Records from a dataset »
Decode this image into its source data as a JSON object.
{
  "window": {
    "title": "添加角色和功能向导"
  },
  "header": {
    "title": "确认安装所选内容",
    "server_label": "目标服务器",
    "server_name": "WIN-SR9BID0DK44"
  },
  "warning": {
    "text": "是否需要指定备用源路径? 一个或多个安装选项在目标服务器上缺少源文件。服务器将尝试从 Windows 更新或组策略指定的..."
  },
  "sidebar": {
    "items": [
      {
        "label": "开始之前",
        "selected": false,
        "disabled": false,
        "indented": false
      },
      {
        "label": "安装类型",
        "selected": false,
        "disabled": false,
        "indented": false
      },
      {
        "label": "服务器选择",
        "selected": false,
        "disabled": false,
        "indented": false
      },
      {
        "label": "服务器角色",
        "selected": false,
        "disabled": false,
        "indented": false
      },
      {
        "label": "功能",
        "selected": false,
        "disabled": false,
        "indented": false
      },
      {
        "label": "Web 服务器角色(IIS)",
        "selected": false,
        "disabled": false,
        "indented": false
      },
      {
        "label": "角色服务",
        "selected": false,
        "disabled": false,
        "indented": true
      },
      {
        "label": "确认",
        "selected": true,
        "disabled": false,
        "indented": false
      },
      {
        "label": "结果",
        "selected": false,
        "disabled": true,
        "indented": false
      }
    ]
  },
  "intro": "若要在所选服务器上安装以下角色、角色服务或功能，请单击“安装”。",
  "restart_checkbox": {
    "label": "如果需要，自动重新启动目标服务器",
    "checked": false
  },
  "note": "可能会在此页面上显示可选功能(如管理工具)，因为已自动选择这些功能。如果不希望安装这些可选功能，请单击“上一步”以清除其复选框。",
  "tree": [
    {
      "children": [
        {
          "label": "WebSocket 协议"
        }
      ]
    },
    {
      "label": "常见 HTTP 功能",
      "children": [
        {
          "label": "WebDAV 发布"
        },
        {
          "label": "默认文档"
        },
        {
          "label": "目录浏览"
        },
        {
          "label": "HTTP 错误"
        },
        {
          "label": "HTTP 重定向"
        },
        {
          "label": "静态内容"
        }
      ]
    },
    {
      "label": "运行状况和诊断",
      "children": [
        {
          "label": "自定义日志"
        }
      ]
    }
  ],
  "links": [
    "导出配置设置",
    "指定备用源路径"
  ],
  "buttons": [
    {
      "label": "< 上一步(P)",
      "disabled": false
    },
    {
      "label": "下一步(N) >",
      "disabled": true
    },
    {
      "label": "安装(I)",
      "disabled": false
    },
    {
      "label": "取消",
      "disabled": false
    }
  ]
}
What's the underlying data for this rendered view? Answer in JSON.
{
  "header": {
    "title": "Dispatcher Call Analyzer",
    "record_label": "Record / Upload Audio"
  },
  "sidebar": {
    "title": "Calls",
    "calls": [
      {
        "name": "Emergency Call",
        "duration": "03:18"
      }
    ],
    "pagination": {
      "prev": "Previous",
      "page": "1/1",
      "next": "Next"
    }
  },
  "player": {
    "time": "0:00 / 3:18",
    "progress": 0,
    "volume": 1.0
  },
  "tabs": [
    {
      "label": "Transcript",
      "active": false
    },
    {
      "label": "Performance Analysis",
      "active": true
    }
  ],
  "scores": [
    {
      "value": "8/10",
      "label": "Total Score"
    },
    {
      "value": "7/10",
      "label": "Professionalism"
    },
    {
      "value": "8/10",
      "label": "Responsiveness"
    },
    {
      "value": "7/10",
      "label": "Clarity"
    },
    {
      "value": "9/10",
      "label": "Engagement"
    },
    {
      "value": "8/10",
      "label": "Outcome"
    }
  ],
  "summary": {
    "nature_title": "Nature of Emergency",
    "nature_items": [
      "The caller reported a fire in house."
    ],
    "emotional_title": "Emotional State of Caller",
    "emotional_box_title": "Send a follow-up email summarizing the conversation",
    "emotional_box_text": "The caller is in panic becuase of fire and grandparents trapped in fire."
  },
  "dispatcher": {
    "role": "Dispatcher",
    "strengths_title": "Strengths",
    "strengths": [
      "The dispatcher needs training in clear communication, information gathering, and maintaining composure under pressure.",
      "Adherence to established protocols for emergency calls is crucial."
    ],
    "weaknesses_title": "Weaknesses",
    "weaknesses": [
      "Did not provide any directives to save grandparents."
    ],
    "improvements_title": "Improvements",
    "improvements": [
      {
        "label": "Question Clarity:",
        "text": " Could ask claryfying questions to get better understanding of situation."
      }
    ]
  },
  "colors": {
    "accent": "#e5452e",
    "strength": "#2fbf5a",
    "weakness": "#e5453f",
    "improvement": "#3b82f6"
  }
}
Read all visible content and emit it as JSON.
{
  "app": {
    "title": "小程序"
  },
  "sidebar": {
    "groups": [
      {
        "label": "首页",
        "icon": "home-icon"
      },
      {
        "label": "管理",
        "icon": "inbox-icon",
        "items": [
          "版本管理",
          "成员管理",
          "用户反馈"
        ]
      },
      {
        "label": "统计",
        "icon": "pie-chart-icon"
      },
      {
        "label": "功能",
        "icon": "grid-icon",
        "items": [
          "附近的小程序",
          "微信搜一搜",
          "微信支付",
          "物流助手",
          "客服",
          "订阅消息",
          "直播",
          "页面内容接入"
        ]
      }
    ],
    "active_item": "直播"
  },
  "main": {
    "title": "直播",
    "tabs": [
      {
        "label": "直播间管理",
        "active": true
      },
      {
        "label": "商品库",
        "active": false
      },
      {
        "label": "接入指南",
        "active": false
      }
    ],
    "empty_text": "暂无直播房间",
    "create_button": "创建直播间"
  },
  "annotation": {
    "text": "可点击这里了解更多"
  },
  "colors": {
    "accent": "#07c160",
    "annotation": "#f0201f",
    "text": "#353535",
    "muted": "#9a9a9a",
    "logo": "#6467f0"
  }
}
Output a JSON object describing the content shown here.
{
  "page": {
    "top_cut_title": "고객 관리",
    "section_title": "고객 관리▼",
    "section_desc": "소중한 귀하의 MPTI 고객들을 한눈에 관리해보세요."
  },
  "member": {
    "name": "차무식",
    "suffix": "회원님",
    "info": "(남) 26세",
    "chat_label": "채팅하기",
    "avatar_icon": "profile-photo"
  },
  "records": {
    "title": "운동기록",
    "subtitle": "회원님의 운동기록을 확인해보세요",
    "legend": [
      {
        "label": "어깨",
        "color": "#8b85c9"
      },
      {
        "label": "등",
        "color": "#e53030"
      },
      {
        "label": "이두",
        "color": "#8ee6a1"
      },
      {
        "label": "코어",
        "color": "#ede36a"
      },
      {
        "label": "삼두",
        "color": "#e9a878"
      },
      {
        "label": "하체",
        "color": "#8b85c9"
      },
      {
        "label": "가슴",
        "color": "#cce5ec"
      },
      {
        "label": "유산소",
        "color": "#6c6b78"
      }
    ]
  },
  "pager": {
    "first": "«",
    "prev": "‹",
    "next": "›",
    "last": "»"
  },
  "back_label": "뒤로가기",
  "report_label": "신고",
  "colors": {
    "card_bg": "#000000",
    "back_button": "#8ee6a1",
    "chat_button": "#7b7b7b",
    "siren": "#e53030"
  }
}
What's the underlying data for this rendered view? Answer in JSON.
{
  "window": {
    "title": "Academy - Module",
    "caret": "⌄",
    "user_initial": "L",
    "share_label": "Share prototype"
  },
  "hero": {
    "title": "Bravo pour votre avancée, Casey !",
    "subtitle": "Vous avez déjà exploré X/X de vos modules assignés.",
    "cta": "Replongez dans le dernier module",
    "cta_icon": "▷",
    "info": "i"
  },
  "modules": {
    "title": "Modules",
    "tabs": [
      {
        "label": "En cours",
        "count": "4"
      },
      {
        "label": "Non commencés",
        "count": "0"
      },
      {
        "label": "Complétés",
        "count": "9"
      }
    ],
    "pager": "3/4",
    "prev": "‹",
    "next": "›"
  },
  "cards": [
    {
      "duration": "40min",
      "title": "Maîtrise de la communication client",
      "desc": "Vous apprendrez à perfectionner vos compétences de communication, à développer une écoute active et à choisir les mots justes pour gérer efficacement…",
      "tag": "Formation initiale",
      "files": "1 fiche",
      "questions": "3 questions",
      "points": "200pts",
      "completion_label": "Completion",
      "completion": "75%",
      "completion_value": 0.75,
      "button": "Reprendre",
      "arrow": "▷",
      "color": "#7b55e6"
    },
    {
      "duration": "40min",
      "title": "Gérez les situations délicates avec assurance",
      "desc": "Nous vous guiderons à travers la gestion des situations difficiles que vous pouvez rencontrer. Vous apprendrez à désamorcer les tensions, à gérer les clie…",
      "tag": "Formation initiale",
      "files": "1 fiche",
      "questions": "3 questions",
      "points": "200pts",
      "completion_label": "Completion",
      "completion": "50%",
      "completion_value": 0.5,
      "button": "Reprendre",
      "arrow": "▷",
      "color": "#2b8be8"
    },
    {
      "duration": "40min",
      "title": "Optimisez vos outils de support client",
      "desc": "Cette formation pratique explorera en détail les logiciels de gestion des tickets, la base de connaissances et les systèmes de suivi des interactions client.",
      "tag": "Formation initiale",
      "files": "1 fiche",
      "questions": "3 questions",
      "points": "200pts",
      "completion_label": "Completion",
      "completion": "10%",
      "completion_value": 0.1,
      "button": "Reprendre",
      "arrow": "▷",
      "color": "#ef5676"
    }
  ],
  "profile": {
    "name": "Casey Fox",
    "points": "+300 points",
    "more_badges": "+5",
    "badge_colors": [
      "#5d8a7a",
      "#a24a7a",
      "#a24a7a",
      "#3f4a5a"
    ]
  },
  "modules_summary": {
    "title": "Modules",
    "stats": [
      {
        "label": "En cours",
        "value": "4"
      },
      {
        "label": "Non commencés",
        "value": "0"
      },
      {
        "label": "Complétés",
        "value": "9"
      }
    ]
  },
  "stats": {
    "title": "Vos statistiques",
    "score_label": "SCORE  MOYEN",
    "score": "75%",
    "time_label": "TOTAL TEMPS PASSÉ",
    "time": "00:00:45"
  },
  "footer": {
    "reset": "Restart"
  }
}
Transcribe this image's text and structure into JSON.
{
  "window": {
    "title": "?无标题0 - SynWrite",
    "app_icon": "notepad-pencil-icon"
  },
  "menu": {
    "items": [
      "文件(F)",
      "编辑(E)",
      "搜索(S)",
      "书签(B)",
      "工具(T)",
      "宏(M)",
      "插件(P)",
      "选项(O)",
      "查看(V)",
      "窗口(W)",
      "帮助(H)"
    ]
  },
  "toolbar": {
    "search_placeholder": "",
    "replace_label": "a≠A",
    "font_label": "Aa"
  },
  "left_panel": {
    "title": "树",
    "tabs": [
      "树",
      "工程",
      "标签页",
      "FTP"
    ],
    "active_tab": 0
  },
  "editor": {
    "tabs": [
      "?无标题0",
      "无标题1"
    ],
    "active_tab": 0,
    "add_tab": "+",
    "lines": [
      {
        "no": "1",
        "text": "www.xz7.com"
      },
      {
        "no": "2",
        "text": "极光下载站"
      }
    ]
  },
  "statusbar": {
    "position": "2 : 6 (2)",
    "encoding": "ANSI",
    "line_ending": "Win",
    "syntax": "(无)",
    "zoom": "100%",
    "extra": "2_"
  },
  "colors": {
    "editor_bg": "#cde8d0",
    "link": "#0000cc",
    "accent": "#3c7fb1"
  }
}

REQUEST »
Beginning at the line containing "Transcribe this image's", repeat each line exactly through the last line of the entries, and include no other lines.

EXERCISE SOLUTION »
Transcribe this image's text and structure into JSON.
{
  "window": {
    "title": "?无标题0 - SynWrite",
    "app_icon": "notepad-pencil-icon"
  },
  "menu": {
    "items": [
      "文件(F)",
      "编辑(E)",
      "搜索(S)",
      "书签(B)",
      "工具(T)",
      "宏(M)",
      "插件(P)",
      "选项(O)",
      "查看(V)",
      "窗口(W)",
      "帮助(H)"
    ]
  },
  "toolbar": {
    "search_placeholder": "",
    "replace_label": "a≠A",
    "font_label": "Aa"
  },
  "left_panel": {
    "title": "树",
    "tabs": [
      "树",
      "工程",
      "标签页",
      "FTP"
    ],
    "active_tab": 0
  },
  "editor": {
    "tabs": [
      "?无标题0",
      "无标题1"
    ],
    "active_tab": 0,
    "add_tab": "+",
    "lines": [
      {
        "no": "1",
        "text": "www.xz7.com"
      },
      {
        "no": "2",
        "text": "极光下载站"
      }
    ]
  },
  "statusbar": {
    "position": "2 : 6 (2)",
    "encoding": "ANSI",
    "line_ending": "Win",
    "syntax": "(无)",
    "zoom": "100%",
    "extra": "2_"
  },
  "colors": {
    "editor_bg": "#cde8d0",
    "link": "#0000cc",
    "accent": "#3c7fb1"
  }
}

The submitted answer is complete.